INSTRUCTIONS FOR THE TASK:
How many lines of these entries hold the string "JSON"? Reply with the number alone.

RECORDS SHOWN:
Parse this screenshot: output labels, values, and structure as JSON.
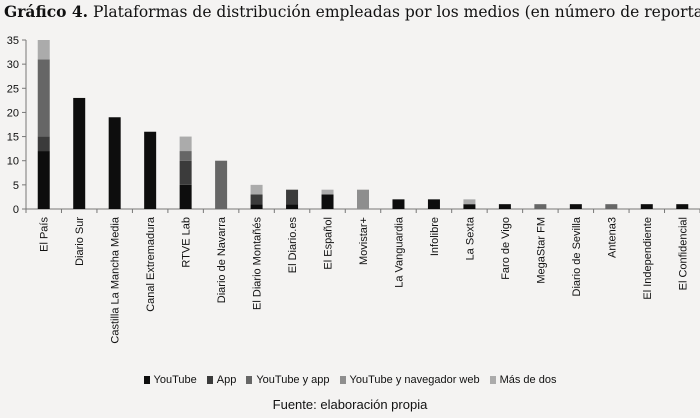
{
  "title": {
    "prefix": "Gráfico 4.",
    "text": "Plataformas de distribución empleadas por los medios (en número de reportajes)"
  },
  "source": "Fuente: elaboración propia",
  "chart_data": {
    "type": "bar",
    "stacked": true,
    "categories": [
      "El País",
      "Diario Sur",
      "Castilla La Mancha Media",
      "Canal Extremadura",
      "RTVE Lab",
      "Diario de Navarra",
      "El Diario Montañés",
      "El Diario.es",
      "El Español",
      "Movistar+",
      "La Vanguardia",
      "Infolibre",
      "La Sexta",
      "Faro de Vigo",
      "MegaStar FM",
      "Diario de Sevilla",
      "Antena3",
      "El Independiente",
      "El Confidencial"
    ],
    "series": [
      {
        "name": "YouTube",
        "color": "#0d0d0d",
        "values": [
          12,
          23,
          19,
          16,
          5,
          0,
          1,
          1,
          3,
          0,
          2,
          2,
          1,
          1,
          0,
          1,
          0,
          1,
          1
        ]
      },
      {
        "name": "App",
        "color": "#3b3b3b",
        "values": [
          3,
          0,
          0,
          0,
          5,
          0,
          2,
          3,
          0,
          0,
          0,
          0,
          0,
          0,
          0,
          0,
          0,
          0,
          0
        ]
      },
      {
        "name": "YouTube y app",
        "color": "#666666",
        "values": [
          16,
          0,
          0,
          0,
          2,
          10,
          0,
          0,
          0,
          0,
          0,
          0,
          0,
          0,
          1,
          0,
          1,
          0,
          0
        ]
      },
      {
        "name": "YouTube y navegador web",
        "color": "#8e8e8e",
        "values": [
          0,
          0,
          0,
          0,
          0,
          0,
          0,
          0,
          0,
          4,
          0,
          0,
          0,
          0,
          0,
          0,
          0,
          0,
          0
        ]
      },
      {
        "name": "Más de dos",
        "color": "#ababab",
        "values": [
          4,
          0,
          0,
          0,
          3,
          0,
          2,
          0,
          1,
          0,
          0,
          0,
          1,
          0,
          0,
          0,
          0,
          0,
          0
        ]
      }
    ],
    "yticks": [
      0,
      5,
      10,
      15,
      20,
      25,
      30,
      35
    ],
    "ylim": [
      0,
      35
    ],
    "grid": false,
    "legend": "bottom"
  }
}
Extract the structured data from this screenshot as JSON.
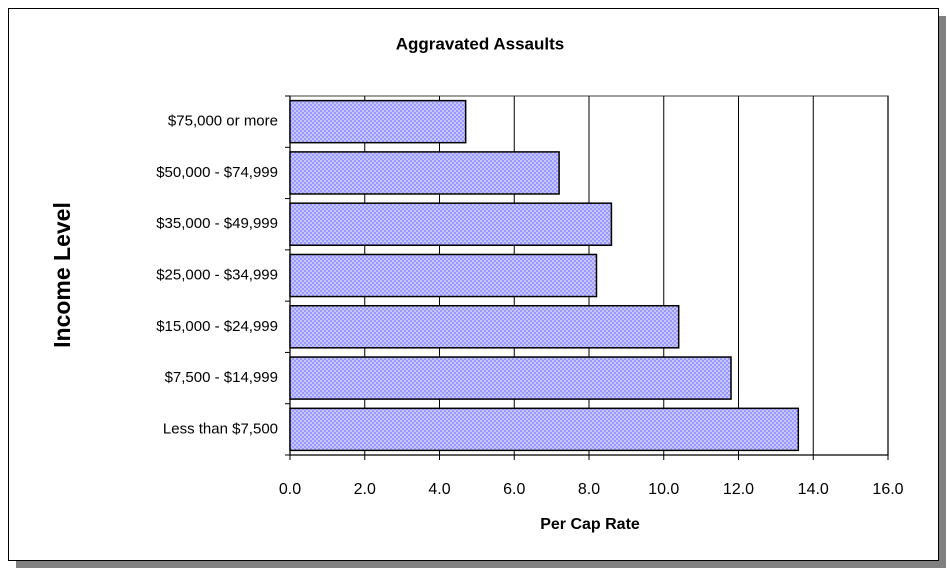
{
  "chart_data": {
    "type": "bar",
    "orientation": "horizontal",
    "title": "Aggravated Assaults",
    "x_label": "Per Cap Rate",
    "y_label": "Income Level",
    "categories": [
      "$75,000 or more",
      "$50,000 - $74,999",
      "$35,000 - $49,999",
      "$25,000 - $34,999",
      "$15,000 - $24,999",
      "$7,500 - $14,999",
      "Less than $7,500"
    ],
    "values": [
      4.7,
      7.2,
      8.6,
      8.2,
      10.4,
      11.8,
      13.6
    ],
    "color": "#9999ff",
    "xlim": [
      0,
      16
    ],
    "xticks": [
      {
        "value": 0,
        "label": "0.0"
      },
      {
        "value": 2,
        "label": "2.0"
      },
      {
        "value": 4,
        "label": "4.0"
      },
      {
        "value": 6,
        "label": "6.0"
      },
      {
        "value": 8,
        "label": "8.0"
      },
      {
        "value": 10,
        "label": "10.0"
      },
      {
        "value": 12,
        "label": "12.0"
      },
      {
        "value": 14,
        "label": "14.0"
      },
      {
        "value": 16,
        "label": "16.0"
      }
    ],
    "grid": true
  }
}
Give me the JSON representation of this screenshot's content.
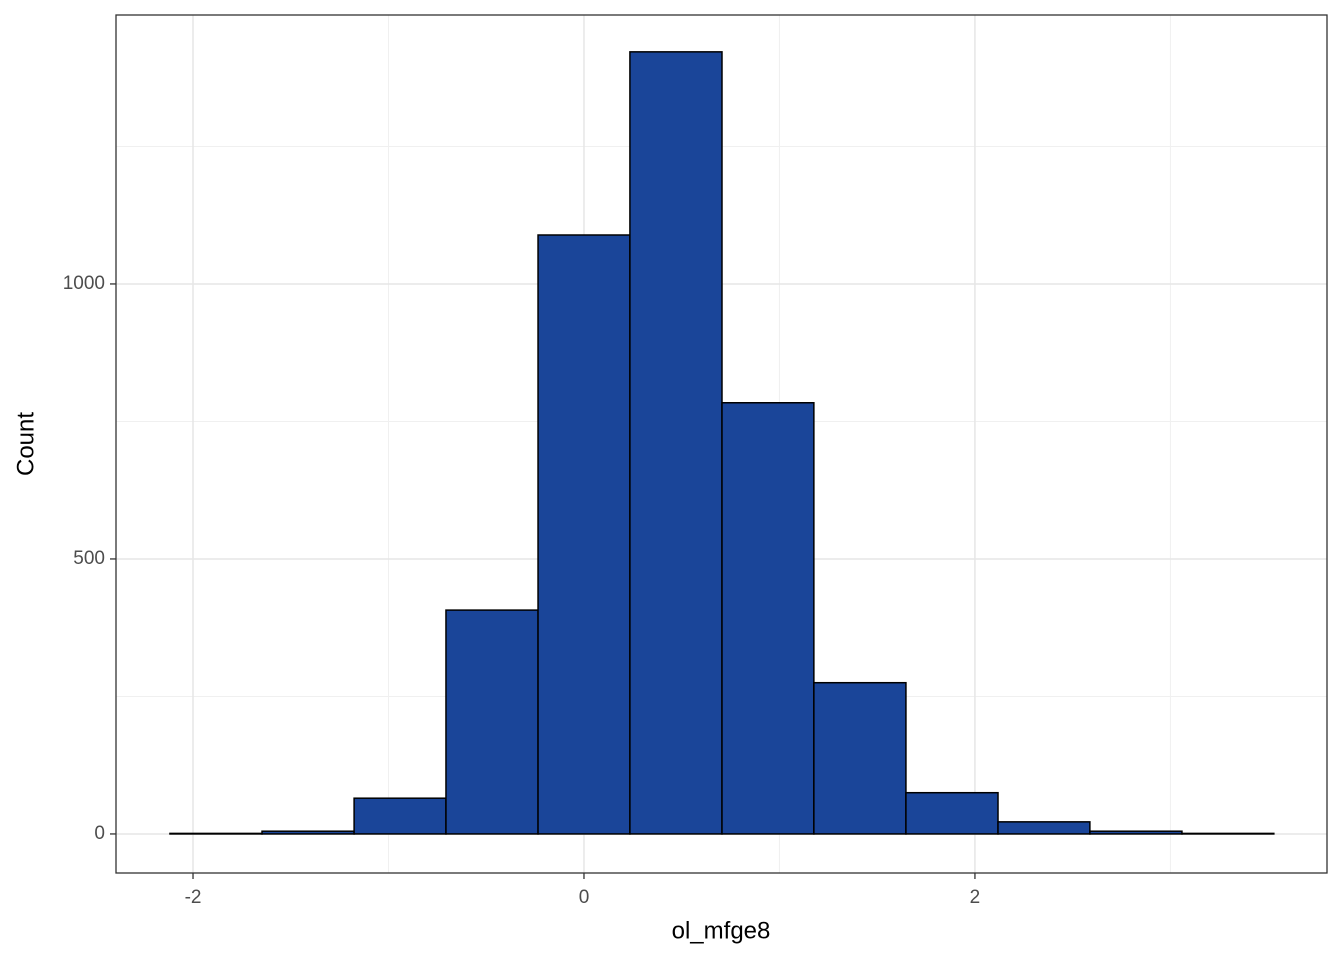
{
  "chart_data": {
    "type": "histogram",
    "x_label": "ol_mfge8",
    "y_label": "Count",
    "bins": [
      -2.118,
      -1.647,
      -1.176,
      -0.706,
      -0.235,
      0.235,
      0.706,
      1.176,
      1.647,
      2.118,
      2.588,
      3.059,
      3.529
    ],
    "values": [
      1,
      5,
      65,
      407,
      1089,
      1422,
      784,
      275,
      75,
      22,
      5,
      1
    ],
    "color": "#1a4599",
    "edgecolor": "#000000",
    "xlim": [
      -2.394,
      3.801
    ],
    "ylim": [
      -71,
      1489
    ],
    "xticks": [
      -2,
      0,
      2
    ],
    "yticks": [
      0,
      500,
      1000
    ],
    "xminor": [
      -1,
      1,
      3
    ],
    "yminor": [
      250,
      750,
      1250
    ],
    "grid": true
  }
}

WRITTEN RESPONSE:
3